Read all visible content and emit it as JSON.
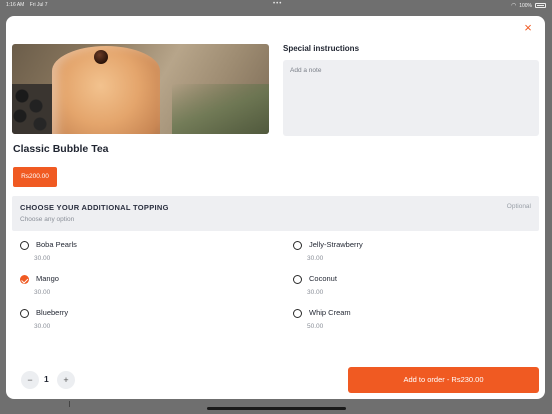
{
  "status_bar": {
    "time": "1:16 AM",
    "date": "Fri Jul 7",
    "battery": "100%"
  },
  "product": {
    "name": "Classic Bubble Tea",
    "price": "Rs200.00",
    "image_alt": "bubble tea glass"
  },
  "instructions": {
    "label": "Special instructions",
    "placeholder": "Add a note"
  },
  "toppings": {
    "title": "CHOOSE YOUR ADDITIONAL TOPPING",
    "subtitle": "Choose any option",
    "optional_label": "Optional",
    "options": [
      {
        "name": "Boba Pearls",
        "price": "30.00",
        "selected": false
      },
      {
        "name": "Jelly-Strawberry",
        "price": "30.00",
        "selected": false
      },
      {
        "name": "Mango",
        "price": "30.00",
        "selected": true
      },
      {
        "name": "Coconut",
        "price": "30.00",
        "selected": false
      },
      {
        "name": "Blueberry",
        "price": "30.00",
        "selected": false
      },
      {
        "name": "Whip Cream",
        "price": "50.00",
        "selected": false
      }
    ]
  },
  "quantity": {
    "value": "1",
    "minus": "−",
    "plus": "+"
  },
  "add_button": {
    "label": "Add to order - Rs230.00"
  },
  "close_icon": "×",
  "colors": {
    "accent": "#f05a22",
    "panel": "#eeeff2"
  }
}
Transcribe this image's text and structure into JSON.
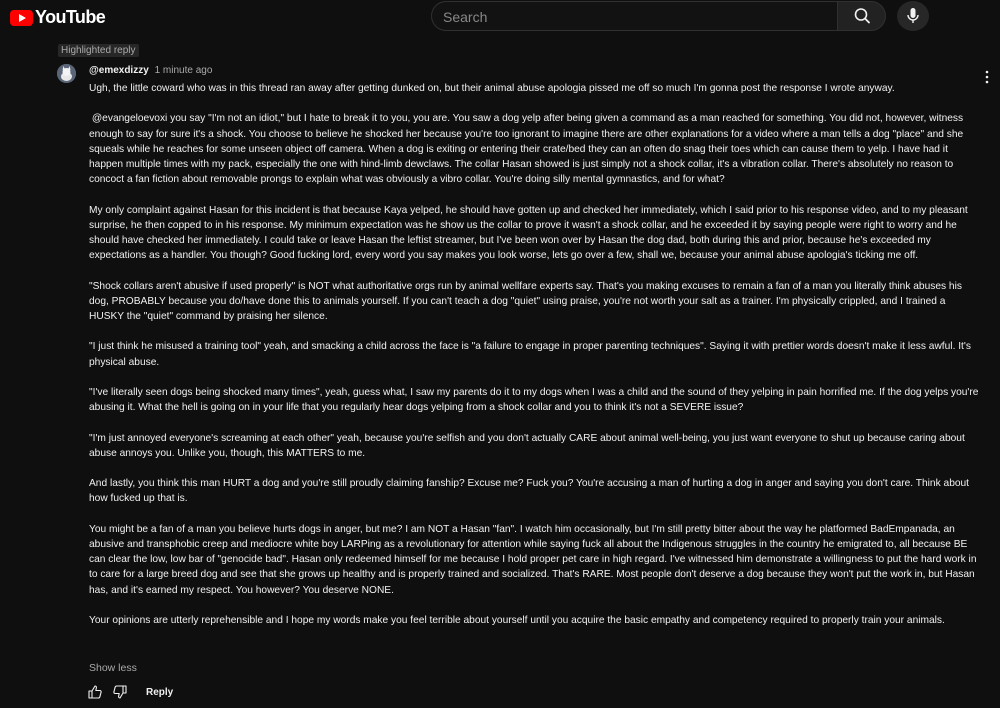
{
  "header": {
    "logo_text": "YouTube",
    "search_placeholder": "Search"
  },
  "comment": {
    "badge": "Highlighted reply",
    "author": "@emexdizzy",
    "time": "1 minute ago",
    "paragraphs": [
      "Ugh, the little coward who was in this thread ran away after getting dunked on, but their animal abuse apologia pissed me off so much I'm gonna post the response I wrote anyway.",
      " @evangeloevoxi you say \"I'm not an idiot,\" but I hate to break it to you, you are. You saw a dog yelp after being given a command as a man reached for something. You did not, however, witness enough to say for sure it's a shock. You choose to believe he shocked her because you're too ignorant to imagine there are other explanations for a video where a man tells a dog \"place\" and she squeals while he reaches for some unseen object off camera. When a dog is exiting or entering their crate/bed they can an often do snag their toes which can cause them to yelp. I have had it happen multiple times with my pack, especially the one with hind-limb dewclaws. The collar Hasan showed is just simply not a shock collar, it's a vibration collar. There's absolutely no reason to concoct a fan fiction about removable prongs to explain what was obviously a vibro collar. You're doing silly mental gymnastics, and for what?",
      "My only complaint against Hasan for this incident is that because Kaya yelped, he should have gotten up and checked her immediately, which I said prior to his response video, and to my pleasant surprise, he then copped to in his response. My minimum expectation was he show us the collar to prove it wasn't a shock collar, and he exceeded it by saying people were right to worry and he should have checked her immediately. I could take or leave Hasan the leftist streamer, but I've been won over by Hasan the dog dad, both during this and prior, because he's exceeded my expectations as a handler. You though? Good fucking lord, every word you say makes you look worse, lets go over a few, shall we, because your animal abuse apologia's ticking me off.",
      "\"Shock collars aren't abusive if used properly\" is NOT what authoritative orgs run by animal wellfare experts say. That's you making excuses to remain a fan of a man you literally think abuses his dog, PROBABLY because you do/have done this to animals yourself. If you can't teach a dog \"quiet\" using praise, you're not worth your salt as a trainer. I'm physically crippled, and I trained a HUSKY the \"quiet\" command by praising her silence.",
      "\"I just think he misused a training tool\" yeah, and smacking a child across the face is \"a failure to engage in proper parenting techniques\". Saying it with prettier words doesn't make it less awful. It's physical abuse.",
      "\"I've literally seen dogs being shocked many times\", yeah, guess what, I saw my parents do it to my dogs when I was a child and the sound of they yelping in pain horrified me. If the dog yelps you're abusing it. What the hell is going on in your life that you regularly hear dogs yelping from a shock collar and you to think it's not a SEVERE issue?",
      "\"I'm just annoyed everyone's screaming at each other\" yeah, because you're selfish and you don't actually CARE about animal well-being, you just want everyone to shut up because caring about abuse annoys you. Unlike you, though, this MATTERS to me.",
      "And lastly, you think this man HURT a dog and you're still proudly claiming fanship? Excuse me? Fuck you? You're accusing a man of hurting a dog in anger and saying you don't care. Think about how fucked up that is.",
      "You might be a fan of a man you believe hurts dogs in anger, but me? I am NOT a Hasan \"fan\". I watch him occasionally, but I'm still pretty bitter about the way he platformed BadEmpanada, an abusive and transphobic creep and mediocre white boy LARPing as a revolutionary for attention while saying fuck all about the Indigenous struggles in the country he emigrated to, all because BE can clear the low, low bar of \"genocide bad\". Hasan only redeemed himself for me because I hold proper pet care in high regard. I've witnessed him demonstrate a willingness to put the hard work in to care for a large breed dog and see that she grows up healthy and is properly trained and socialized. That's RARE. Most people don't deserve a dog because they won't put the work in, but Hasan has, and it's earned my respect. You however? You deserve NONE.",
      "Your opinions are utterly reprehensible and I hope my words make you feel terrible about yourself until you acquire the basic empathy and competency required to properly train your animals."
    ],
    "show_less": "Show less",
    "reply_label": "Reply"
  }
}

● ● ●

> _Set task_
Output every entry word for word, but omit the pictures.

> _Solution for this problem_
Read all visible content and emit it as JSON.
{
  "status_bar": {
    "time": "1:16 AM",
    "date": "Fri Jul 7",
    "battery": "100%"
  },
  "product": {
    "name": "Classic Bubble Tea",
    "price": "Rs200.00",
    "image_alt": "bubble tea glass"
  },
  "instructions": {
    "label": "Special instructions",
    "placeholder": "Add a note"
  },
  "toppings": {
    "title": "CHOOSE YOUR ADDITIONAL TOPPING",
    "subtitle": "Choose any option",
    "optional_label": "Optional",
    "options": [
      {
        "name": "Boba Pearls",
        "price": "30.00",
        "selected": false
      },
      {
        "name": "Jelly-Strawberry",
        "price": "30.00",
        "selected": false
      },
      {
        "name": "Mango",
        "price": "30.00",
        "selected": true
      },
      {
        "name": "Coconut",
        "price": "30.00",
        "selected": false
      },
      {
        "name": "Blueberry",
        "price": "30.00",
        "selected": false
      },
      {
        "name": "Whip Cream",
        "price": "50.00",
        "selected": false
      }
    ]
  },
  "quantity": {
    "value": "1",
    "minus": "−",
    "plus": "+"
  },
  "add_button": {
    "label": "Add to order - Rs230.00"
  },
  "close_icon": "×",
  "colors": {
    "accent": "#f05a22",
    "panel": "#eeeff2"
  }
}
Transcribe this image's text and structure into JSON.
{
  "header": {
    "logo_text": "YouTube",
    "search_placeholder": "Search"
  },
  "comment": {
    "badge": "Highlighted reply",
    "author": "@emexdizzy",
    "time": "1 minute ago",
    "paragraphs": [
      "Ugh, the little coward who was in this thread ran away after getting dunked on, but their animal abuse apologia pissed me off so much I'm gonna post the response I wrote anyway.",
      " @evangeloevoxi you say \"I'm not an idiot,\" but I hate to break it to you, you are. You saw a dog yelp after being given a command as a man reached for something. You did not, however, witness enough to say for sure it's a shock. You choose to believe he shocked her because you're too ignorant to imagine there are other explanations for a video where a man tells a dog \"place\" and she squeals while he reaches for some unseen object off camera. When a dog is exiting or entering their crate/bed they can an often do snag their toes which can cause them to yelp. I have had it happen multiple times with my pack, especially the one with hind-limb dewclaws. The collar Hasan showed is just simply not a shock collar, it's a vibration collar. There's absolutely no reason to concoct a fan fiction about removable prongs to explain what was obviously a vibro collar. You're doing silly mental gymnastics, and for what?",
      "My only complaint against Hasan for this incident is that because Kaya yelped, he should have gotten up and checked her immediately, which I said prior to his response video, and to my pleasant surprise, he then copped to in his response. My minimum expectation was he show us the collar to prove it wasn't a shock collar, and he exceeded it by saying people were right to worry and he should have checked her immediately. I could take or leave Hasan the leftist streamer, but I've been won over by Hasan the dog dad, both during this and prior, because he's exceeded my expectations as a handler. You though? Good fucking lord, every word you say makes you look worse, lets go over a few, shall we, because your animal abuse apologia's ticking me off.",
      "\"Shock collars aren't abusive if used properly\" is NOT what authoritative orgs run by animal wellfare experts say. That's you making excuses to remain a fan of a man you literally think abuses his dog, PROBABLY because you do/have done this to animals yourself. If you can't teach a dog \"quiet\" using praise, you're not worth your salt as a trainer. I'm physically crippled, and I trained a HUSKY the \"quiet\" command by praising her silence.",
      "\"I just think he misused a training tool\" yeah, and smacking a child across the face is \"a failure to engage in proper parenting techniques\". Saying it with prettier words doesn't make it less awful. It's physical abuse.",
      "\"I've literally seen dogs being shocked many times\", yeah, guess what, I saw my parents do it to my dogs when I was a child and the sound of they yelping in pain horrified me. If the dog yelps you're abusing it. What the hell is going on in your life that you regularly hear dogs yelping from a shock collar and you to think it's not a SEVERE issue?",
      "\"I'm just annoyed everyone's screaming at each other\" yeah, because you're selfish and you don't actually CARE about animal well-being, you just want everyone to shut up because caring about abuse annoys you. Unlike you, though, this MATTERS to me.",
      "And lastly, you think this man HURT a dog and you're still proudly claiming fanship? Excuse me? Fuck you? You're accusing a man of hurting a dog in anger and saying you don't care. Think about how fucked up that is.",
      "You might be a fan of a man you believe hurts dogs in anger, but me? I am NOT a Hasan \"fan\". I watch him occasionally, but I'm still pretty bitter about the way he platformed BadEmpanada, an abusive and transphobic creep and mediocre white boy LARPing as a revolutionary for attention while saying fuck all about the Indigenous struggles in the country he emigrated to, all because BE can clear the low, low bar of \"genocide bad\". Hasan only redeemed himself for me because I hold proper pet care in high regard. I've witnessed him demonstrate a willingness to put the hard work in to care for a large breed dog and see that she grows up healthy and is properly trained and socialized. That's RARE. Most people don't deserve a dog because they won't put the work in, but Hasan has, and it's earned my respect. You however? You deserve NONE.",
      "Your opinions are utterly reprehensible and I hope my words make you feel terrible about yourself until you acquire the basic empathy and competency required to properly train your animals."
    ],
    "show_less": "Show less",
    "reply_label": "Reply"
  }
}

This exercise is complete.